# [Records shown]
-- Start --

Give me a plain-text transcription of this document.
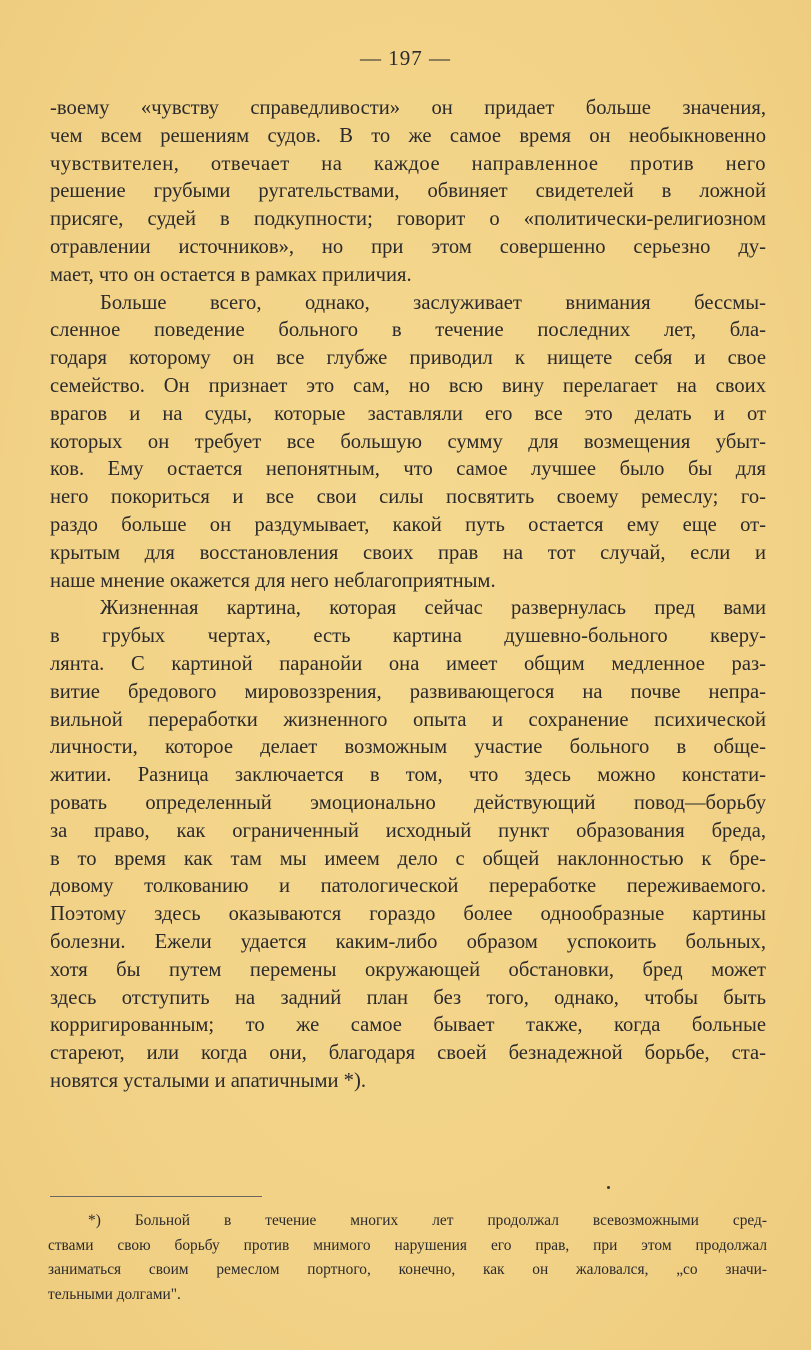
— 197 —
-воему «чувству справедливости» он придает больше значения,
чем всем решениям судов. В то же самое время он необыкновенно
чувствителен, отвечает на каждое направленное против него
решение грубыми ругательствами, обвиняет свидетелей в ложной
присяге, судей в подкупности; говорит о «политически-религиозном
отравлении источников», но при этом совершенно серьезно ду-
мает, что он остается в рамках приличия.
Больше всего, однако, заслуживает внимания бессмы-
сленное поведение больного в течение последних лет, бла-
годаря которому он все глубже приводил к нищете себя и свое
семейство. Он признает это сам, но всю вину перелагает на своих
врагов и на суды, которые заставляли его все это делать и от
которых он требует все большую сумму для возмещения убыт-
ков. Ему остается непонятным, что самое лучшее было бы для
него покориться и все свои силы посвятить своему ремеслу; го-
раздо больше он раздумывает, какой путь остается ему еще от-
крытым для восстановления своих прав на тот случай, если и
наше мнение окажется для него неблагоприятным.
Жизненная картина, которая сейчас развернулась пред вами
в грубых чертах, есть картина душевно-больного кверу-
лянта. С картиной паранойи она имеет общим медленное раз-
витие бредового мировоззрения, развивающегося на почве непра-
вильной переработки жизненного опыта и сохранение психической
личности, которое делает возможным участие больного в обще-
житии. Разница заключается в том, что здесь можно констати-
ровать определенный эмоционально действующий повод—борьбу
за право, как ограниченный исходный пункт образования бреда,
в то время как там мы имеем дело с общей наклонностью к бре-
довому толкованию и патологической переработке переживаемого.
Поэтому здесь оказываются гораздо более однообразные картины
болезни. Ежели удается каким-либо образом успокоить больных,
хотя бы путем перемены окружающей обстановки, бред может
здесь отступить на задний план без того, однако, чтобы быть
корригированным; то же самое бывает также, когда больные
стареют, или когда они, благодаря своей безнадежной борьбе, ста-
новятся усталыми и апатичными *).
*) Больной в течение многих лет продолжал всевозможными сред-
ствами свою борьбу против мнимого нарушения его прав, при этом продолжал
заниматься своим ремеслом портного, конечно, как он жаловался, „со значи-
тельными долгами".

-- End --
-- Start --

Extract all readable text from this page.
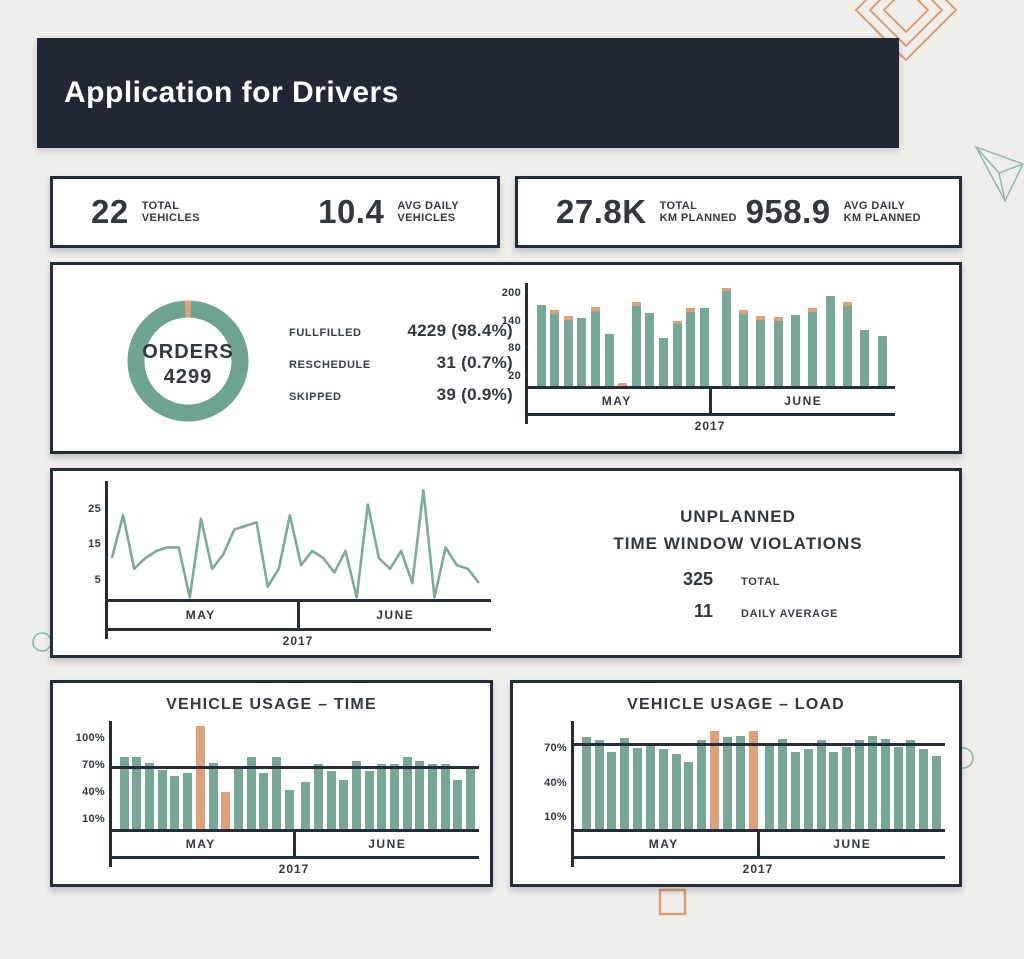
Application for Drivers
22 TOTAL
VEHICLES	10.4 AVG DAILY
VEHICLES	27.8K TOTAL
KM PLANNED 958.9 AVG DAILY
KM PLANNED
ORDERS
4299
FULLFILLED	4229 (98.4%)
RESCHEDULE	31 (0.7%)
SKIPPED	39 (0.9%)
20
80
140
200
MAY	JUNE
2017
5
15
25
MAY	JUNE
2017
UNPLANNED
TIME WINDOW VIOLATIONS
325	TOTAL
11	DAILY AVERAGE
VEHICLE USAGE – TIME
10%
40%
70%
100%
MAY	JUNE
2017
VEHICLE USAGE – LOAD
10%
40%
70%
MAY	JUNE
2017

-- End --
-- Start --

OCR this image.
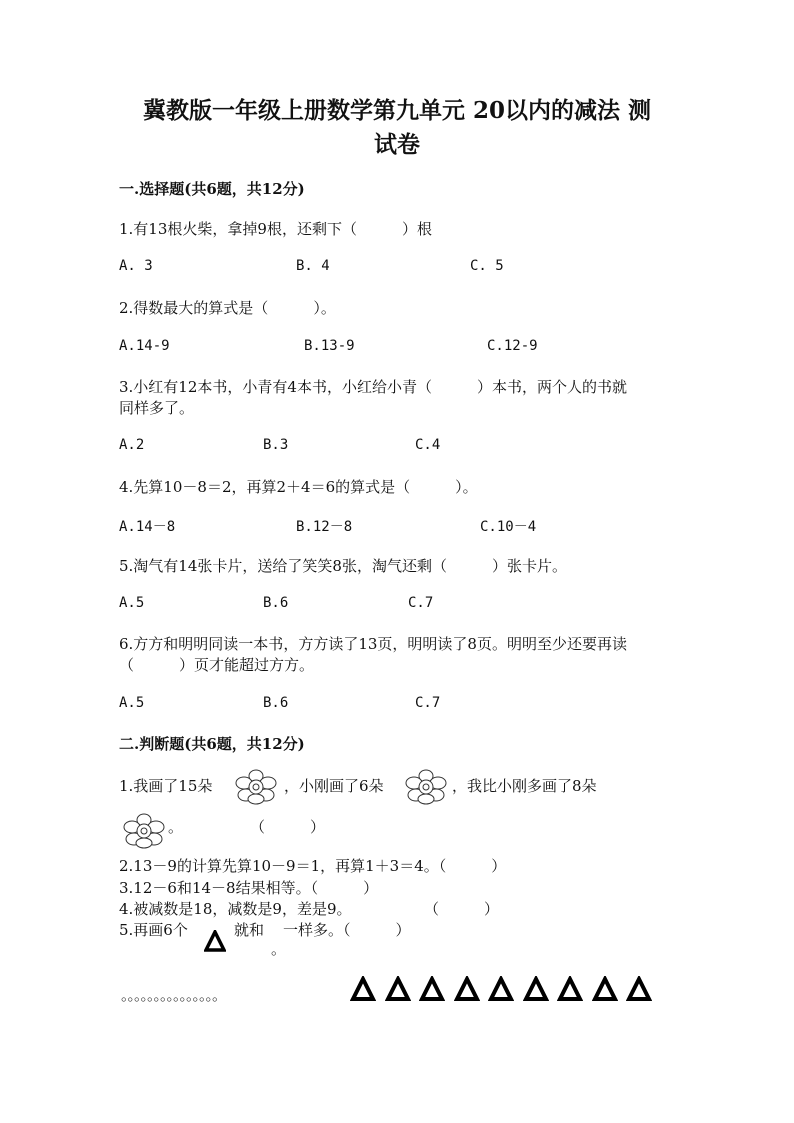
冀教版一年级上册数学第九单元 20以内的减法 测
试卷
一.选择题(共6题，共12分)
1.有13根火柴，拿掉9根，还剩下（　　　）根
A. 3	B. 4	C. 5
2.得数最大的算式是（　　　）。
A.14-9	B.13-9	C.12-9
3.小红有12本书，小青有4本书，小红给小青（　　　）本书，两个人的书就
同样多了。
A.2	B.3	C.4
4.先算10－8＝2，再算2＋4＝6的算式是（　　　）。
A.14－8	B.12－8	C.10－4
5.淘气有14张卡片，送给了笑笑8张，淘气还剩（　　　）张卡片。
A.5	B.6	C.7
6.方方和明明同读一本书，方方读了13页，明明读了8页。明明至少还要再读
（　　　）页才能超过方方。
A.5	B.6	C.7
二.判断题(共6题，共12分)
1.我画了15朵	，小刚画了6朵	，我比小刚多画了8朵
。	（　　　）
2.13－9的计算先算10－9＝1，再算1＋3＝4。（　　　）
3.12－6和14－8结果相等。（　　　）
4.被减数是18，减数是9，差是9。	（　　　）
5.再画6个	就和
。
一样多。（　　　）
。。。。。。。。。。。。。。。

-- End --

# [Task prompt]
Isolate the lines above that contain the word "когда" and copy them.

# [Problem solution]
корригированным; то же самое бывает также, когда больные
стареют, или когда они, благодаря своей безнадежной борьбе, ста-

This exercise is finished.